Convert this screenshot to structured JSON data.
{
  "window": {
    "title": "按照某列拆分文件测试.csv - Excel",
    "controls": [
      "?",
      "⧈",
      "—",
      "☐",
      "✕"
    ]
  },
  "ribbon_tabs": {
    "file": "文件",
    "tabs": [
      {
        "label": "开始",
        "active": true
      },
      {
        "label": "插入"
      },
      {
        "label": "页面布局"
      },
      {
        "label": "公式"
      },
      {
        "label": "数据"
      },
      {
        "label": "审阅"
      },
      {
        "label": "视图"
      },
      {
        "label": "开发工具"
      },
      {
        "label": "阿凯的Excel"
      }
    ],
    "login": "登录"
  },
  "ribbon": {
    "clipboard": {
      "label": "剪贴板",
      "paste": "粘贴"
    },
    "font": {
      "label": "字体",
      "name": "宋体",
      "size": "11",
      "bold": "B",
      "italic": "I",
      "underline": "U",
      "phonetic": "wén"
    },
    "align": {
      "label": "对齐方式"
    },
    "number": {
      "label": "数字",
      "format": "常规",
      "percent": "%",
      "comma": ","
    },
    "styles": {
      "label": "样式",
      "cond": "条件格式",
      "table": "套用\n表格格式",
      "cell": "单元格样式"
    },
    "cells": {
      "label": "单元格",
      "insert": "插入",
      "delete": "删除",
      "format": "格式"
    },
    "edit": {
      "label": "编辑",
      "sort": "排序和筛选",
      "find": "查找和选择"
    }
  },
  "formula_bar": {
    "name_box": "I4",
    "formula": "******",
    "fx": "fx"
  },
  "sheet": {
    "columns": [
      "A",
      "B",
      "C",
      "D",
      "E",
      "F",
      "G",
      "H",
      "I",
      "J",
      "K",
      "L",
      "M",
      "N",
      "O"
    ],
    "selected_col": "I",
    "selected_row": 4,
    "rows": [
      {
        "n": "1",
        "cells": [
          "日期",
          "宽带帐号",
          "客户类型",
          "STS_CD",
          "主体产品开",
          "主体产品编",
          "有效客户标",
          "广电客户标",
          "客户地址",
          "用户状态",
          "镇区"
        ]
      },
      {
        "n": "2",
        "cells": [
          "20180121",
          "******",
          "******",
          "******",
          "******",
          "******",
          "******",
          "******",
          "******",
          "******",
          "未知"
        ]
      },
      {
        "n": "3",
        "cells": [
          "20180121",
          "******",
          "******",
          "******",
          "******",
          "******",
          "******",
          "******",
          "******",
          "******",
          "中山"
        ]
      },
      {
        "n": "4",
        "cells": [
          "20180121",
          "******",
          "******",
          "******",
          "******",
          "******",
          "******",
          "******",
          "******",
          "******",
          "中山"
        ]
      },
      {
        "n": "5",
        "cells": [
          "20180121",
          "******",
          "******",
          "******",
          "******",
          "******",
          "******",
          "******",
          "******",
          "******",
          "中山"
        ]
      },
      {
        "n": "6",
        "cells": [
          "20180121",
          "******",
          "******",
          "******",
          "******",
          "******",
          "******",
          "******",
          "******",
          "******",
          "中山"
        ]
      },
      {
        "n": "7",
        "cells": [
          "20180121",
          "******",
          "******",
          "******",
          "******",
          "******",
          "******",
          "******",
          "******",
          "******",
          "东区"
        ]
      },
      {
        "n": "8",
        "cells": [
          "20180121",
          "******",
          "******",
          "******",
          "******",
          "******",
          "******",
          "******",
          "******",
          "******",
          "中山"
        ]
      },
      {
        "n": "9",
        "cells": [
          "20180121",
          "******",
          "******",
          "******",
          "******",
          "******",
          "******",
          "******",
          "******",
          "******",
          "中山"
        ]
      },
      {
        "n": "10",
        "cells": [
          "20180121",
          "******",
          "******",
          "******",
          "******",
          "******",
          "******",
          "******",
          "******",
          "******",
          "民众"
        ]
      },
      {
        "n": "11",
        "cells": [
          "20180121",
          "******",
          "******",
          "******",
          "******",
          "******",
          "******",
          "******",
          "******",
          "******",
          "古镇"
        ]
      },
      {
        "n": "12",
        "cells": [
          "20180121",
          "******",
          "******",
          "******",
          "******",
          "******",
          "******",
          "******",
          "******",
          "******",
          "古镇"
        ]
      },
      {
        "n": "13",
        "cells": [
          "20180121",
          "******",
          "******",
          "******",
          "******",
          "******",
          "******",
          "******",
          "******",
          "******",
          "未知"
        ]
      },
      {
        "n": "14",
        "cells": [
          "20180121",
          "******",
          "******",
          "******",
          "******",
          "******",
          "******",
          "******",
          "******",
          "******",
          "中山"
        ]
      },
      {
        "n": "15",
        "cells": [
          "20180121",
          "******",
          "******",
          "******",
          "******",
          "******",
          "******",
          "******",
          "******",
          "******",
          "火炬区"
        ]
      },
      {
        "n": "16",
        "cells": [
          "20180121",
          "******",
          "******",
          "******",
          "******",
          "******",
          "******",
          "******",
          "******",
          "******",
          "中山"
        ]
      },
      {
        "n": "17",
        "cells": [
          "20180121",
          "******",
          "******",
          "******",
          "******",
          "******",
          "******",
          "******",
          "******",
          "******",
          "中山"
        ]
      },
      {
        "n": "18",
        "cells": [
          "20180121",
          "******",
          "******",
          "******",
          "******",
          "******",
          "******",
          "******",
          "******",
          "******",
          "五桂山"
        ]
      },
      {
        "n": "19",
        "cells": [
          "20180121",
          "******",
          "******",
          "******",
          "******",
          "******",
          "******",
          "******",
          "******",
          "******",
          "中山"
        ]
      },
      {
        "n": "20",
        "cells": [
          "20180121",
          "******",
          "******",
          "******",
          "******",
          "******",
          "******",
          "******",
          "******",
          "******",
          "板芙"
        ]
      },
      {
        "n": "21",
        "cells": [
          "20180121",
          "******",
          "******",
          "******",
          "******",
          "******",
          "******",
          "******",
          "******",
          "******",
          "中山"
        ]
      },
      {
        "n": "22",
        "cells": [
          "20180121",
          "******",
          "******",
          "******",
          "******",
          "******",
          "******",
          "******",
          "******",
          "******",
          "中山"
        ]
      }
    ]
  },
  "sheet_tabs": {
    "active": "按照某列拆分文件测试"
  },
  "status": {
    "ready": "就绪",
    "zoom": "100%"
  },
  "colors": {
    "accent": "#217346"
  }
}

━━━━

→ Problem requirements
All of the entries should be written out again exactly.

→ Correct answer
Convert this screenshot to structured JSON data.
{
  "window": {
    "title": "按照某列拆分文件测试.csv - Excel",
    "controls": [
      "?",
      "⧈",
      "—",
      "☐",
      "✕"
    ]
  },
  "ribbon_tabs": {
    "file": "文件",
    "tabs": [
      {
        "label": "开始",
        "active": true
      },
      {
        "label": "插入"
      },
      {
        "label": "页面布局"
      },
      {
        "label": "公式"
      },
      {
        "label": "数据"
      },
      {
        "label": "审阅"
      },
      {
        "label": "视图"
      },
      {
        "label": "开发工具"
      },
      {
        "label": "阿凯的Excel"
      }
    ],
    "login": "登录"
  },
  "ribbon": {
    "clipboard": {
      "label": "剪贴板",
      "paste": "粘贴"
    },
    "font": {
      "label": "字体",
      "name": "宋体",
      "size": "11",
      "bold": "B",
      "italic": "I",
      "underline": "U",
      "phonetic": "wén"
    },
    "align": {
      "label": "对齐方式"
    },
    "number": {
      "label": "数字",
      "format": "常规",
      "percent": "%",
      "comma": ","
    },
    "styles": {
      "label": "样式",
      "cond": "条件格式",
      "table": "套用\n表格格式",
      "cell": "单元格样式"
    },
    "cells": {
      "label": "单元格",
      "insert": "插入",
      "delete": "删除",
      "format": "格式"
    },
    "edit": {
      "label": "编辑",
      "sort": "排序和筛选",
      "find": "查找和选择"
    }
  },
  "formula_bar": {
    "name_box": "I4",
    "formula": "******",
    "fx": "fx"
  },
  "sheet": {
    "columns": [
      "A",
      "B",
      "C",
      "D",
      "E",
      "F",
      "G",
      "H",
      "I",
      "J",
      "K",
      "L",
      "M",
      "N",
      "O"
    ],
    "selected_col": "I",
    "selected_row": 4,
    "rows": [
      {
        "n": "1",
        "cells": [
          "日期",
          "宽带帐号",
          "客户类型",
          "STS_CD",
          "主体产品开",
          "主体产品编",
          "有效客户标",
          "广电客户标",
          "客户地址",
          "用户状态",
          "镇区"
        ]
      },
      {
        "n": "2",
        "cells": [
          "20180121",
          "******",
          "******",
          "******",
          "******",
          "******",
          "******",
          "******",
          "******",
          "******",
          "未知"
        ]
      },
      {
        "n": "3",
        "cells": [
          "20180121",
          "******",
          "******",
          "******",
          "******",
          "******",
          "******",
          "******",
          "******",
          "******",
          "中山"
        ]
      },
      {
        "n": "4",
        "cells": [
          "20180121",
          "******",
          "******",
          "******",
          "******",
          "******",
          "******",
          "******",
          "******",
          "******",
          "中山"
        ]
      },
      {
        "n": "5",
        "cells": [
          "20180121",
          "******",
          "******",
          "******",
          "******",
          "******",
          "******",
          "******",
          "******",
          "******",
          "中山"
        ]
      },
      {
        "n": "6",
        "cells": [
          "20180121",
          "******",
          "******",
          "******",
          "******",
          "******",
          "******",
          "******",
          "******",
          "******",
          "中山"
        ]
      },
      {
        "n": "7",
        "cells": [
          "20180121",
          "******",
          "******",
          "******",
          "******",
          "******",
          "******",
          "******",
          "******",
          "******",
          "东区"
        ]
      },
      {
        "n": "8",
        "cells": [
          "20180121",
          "******",
          "******",
          "******",
          "******",
          "******",
          "******",
          "******",
          "******",
          "******",
          "中山"
        ]
      },
      {
        "n": "9",
        "cells": [
          "20180121",
          "******",
          "******",
          "******",
          "******",
          "******",
          "******",
          "******",
          "******",
          "******",
          "中山"
        ]
      },
      {
        "n": "10",
        "cells": [
          "20180121",
          "******",
          "******",
          "******",
          "******",
          "******",
          "******",
          "******",
          "******",
          "******",
          "民众"
        ]
      },
      {
        "n": "11",
        "cells": [
          "20180121",
          "******",
          "******",
          "******",
          "******",
          "******",
          "******",
          "******",
          "******",
          "******",
          "古镇"
        ]
      },
      {
        "n": "12",
        "cells": [
          "20180121",
          "******",
          "******",
          "******",
          "******",
          "******",
          "******",
          "******",
          "******",
          "******",
          "古镇"
        ]
      },
      {
        "n": "13",
        "cells": [
          "20180121",
          "******",
          "******",
          "******",
          "******",
          "******",
          "******",
          "******",
          "******",
          "******",
          "未知"
        ]
      },
      {
        "n": "14",
        "cells": [
          "20180121",
          "******",
          "******",
          "******",
          "******",
          "******",
          "******",
          "******",
          "******",
          "******",
          "中山"
        ]
      },
      {
        "n": "15",
        "cells": [
          "20180121",
          "******",
          "******",
          "******",
          "******",
          "******",
          "******",
          "******",
          "******",
          "******",
          "火炬区"
        ]
      },
      {
        "n": "16",
        "cells": [
          "20180121",
          "******",
          "******",
          "******",
          "******",
          "******",
          "******",
          "******",
          "******",
          "******",
          "中山"
        ]
      },
      {
        "n": "17",
        "cells": [
          "20180121",
          "******",
          "******",
          "******",
          "******",
          "******",
          "******",
          "******",
          "******",
          "******",
          "中山"
        ]
      },
      {
        "n": "18",
        "cells": [
          "20180121",
          "******",
          "******",
          "******",
          "******",
          "******",
          "******",
          "******",
          "******",
          "******",
          "五桂山"
        ]
      },
      {
        "n": "19",
        "cells": [
          "20180121",
          "******",
          "******",
          "******",
          "******",
          "******",
          "******",
          "******",
          "******",
          "******",
          "中山"
        ]
      },
      {
        "n": "20",
        "cells": [
          "20180121",
          "******",
          "******",
          "******",
          "******",
          "******",
          "******",
          "******",
          "******",
          "******",
          "板芙"
        ]
      },
      {
        "n": "21",
        "cells": [
          "20180121",
          "******",
          "******",
          "******",
          "******",
          "******",
          "******",
          "******",
          "******",
          "******",
          "中山"
        ]
      },
      {
        "n": "22",
        "cells": [
          "20180121",
          "******",
          "******",
          "******",
          "******",
          "******",
          "******",
          "******",
          "******",
          "******",
          "中山"
        ]
      }
    ]
  },
  "sheet_tabs": {
    "active": "按照某列拆分文件测试"
  },
  "status": {
    "ready": "就绪",
    "zoom": "100%"
  },
  "colors": {
    "accent": "#217346"
  }
}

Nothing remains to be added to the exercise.